• EXERCISE
Reproduce the records below exactly as given.

○ ○ ○ ○ ○

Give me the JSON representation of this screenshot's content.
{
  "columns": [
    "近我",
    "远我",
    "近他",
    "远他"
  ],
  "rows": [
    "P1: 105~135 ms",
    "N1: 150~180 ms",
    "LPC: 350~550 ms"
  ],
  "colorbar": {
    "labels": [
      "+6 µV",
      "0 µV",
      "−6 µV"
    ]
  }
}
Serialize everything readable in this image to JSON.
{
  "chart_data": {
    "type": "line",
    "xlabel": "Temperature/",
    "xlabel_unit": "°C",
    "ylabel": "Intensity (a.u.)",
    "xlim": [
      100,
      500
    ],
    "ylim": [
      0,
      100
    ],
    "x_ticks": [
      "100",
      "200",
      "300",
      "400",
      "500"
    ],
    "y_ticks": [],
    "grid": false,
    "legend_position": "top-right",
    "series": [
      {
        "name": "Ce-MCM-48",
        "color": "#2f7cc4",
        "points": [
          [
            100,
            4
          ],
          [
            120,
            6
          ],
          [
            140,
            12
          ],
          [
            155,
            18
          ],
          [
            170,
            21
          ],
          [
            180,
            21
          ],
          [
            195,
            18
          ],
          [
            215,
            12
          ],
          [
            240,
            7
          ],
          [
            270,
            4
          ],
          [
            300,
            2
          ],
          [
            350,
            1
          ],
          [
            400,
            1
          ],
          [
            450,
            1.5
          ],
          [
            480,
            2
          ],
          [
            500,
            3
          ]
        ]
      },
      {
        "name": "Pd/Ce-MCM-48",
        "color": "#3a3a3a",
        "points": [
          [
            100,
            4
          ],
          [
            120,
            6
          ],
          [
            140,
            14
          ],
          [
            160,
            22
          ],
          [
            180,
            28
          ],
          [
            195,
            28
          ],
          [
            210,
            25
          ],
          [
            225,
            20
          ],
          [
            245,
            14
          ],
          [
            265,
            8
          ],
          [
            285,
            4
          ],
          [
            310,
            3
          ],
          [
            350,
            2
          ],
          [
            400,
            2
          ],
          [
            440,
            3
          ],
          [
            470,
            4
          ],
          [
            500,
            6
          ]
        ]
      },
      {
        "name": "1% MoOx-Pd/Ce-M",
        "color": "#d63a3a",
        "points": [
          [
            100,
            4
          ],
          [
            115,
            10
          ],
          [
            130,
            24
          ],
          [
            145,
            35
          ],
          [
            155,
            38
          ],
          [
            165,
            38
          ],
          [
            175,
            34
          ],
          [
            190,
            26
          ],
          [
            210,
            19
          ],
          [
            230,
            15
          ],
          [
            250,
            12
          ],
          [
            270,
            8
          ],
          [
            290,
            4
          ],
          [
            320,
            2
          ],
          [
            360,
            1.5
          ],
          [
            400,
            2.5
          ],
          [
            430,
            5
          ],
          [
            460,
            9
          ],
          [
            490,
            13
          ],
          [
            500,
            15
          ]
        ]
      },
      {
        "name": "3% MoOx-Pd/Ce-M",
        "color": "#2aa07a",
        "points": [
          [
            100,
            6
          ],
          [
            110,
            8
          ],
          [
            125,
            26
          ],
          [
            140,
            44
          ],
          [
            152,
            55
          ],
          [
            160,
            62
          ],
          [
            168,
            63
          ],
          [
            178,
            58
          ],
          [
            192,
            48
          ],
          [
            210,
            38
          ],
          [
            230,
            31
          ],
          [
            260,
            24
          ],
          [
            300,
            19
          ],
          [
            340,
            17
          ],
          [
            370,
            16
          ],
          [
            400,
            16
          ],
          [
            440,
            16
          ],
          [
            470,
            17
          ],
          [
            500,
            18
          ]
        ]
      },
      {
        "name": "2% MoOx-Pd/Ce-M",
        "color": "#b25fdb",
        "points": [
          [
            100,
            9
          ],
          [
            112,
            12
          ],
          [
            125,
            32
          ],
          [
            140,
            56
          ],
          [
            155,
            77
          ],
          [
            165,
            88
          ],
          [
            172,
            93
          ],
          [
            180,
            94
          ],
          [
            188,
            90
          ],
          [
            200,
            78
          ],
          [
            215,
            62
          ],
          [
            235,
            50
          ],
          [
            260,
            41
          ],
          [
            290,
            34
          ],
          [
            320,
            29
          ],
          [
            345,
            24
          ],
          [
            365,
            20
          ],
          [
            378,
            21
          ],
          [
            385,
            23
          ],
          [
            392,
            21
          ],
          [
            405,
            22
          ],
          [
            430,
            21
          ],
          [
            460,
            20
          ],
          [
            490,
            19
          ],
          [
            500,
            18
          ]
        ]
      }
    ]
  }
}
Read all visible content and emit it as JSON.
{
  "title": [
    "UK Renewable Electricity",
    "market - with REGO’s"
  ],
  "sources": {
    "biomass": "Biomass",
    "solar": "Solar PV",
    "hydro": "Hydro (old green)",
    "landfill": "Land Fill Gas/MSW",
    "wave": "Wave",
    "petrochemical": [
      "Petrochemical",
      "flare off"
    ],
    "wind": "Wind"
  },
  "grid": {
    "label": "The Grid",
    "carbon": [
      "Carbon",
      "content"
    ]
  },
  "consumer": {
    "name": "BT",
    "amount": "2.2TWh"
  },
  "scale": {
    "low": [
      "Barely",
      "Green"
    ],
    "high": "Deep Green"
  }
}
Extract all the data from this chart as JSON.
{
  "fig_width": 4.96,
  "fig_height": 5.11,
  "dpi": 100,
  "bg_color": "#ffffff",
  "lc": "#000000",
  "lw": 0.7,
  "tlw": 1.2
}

○ ○ ○ ○ ○

• EXERCISE RESPONSE
Give me the JSON representation of this screenshot's content.
{
  "columns": [
    "近我",
    "远我",
    "近他",
    "远他"
  ],
  "rows": [
    "P1: 105~135 ms",
    "N1: 150~180 ms",
    "LPC: 350~550 ms"
  ],
  "colorbar": {
    "labels": [
      "+6 µV",
      "0 µV",
      "−6 µV"
    ]
  }
}
Serialize everything readable in this image to JSON.
{
  "chart_data": {
    "type": "line",
    "xlabel": "Temperature/",
    "xlabel_unit": "°C",
    "ylabel": "Intensity (a.u.)",
    "xlim": [
      100,
      500
    ],
    "ylim": [
      0,
      100
    ],
    "x_ticks": [
      "100",
      "200",
      "300",
      "400",
      "500"
    ],
    "y_ticks": [],
    "grid": false,
    "legend_position": "top-right",
    "series": [
      {
        "name": "Ce-MCM-48",
        "color": "#2f7cc4",
        "points": [
          [
            100,
            4
          ],
          [
            120,
            6
          ],
          [
            140,
            12
          ],
          [
            155,
            18
          ],
          [
            170,
            21
          ],
          [
            180,
            21
          ],
          [
            195,
            18
          ],
          [
            215,
            12
          ],
          [
            240,
            7
          ],
          [
            270,
            4
          ],
          [
            300,
            2
          ],
          [
            350,
            1
          ],
          [
            400,
            1
          ],
          [
            450,
            1.5
          ],
          [
            480,
            2
          ],
          [
            500,
            3
          ]
        ]
      },
      {
        "name": "Pd/Ce-MCM-48",
        "color": "#3a3a3a",
        "points": [
          [
            100,
            4
          ],
          [
            120,
            6
          ],
          [
            140,
            14
          ],
          [
            160,
            22
          ],
          [
            180,
            28
          ],
          [
            195,
            28
          ],
          [
            210,
            25
          ],
          [
            225,
            20
          ],
          [
            245,
            14
          ],
          [
            265,
            8
          ],
          [
            285,
            4
          ],
          [
            310,
            3
          ],
          [
            350,
            2
          ],
          [
            400,
            2
          ],
          [
            440,
            3
          ],
          [
            470,
            4
          ],
          [
            500,
            6
          ]
        ]
      },
      {
        "name": "1% MoOx-Pd/Ce-M",
        "color": "#d63a3a",
        "points": [
          [
            100,
            4
          ],
          [
            115,
            10
          ],
          [
            130,
            24
          ],
          [
            145,
            35
          ],
          [
            155,
            38
          ],
          [
            165,
            38
          ],
          [
            175,
            34
          ],
          [
            190,
            26
          ],
          [
            210,
            19
          ],
          [
            230,
            15
          ],
          [
            250,
            12
          ],
          [
            270,
            8
          ],
          [
            290,
            4
          ],
          [
            320,
            2
          ],
          [
            360,
            1.5
          ],
          [
            400,
            2.5
          ],
          [
            430,
            5
          ],
          [
            460,
            9
          ],
          [
            490,
            13
          ],
          [
            500,
            15
          ]
        ]
      },
      {
        "name": "3% MoOx-Pd/Ce-M",
        "color": "#2aa07a",
        "points": [
          [
            100,
            6
          ],
          [
            110,
            8
          ],
          [
            125,
            26
          ],
          [
            140,
            44
          ],
          [
            152,
            55
          ],
          [
            160,
            62
          ],
          [
            168,
            63
          ],
          [
            178,
            58
          ],
          [
            192,
            48
          ],
          [
            210,
            38
          ],
          [
            230,
            31
          ],
          [
            260,
            24
          ],
          [
            300,
            19
          ],
          [
            340,
            17
          ],
          [
            370,
            16
          ],
          [
            400,
            16
          ],
          [
            440,
            16
          ],
          [
            470,
            17
          ],
          [
            500,
            18
          ]
        ]
      },
      {
        "name": "2% MoOx-Pd/Ce-M",
        "color": "#b25fdb",
        "points": [
          [
            100,
            9
          ],
          [
            112,
            12
          ],
          [
            125,
            32
          ],
          [
            140,
            56
          ],
          [
            155,
            77
          ],
          [
            165,
            88
          ],
          [
            172,
            93
          ],
          [
            180,
            94
          ],
          [
            188,
            90
          ],
          [
            200,
            78
          ],
          [
            215,
            62
          ],
          [
            235,
            50
          ],
          [
            260,
            41
          ],
          [
            290,
            34
          ],
          [
            320,
            29
          ],
          [
            345,
            24
          ],
          [
            365,
            20
          ],
          [
            378,
            21
          ],
          [
            385,
            23
          ],
          [
            392,
            21
          ],
          [
            405,
            22
          ],
          [
            430,
            21
          ],
          [
            460,
            20
          ],
          [
            490,
            19
          ],
          [
            500,
            18
          ]
        ]
      }
    ]
  }
}
Read all visible content and emit it as JSON.
{
  "title": [
    "UK Renewable Electricity",
    "market - with REGO’s"
  ],
  "sources": {
    "biomass": "Biomass",
    "solar": "Solar PV",
    "hydro": "Hydro (old green)",
    "landfill": "Land Fill Gas/MSW",
    "wave": "Wave",
    "petrochemical": [
      "Petrochemical",
      "flare off"
    ],
    "wind": "Wind"
  },
  "grid": {
    "label": "The Grid",
    "carbon": [
      "Carbon",
      "content"
    ]
  },
  "consumer": {
    "name": "BT",
    "amount": "2.2TWh"
  },
  "scale": {
    "low": [
      "Barely",
      "Green"
    ],
    "high": "Deep Green"
  }
}
Extract all the data from this chart as JSON.
{
  "fig_width": 4.96,
  "fig_height": 5.11,
  "dpi": 100,
  "bg_color": "#ffffff",
  "lc": "#000000",
  "lw": 0.7,
  "tlw": 1.2
}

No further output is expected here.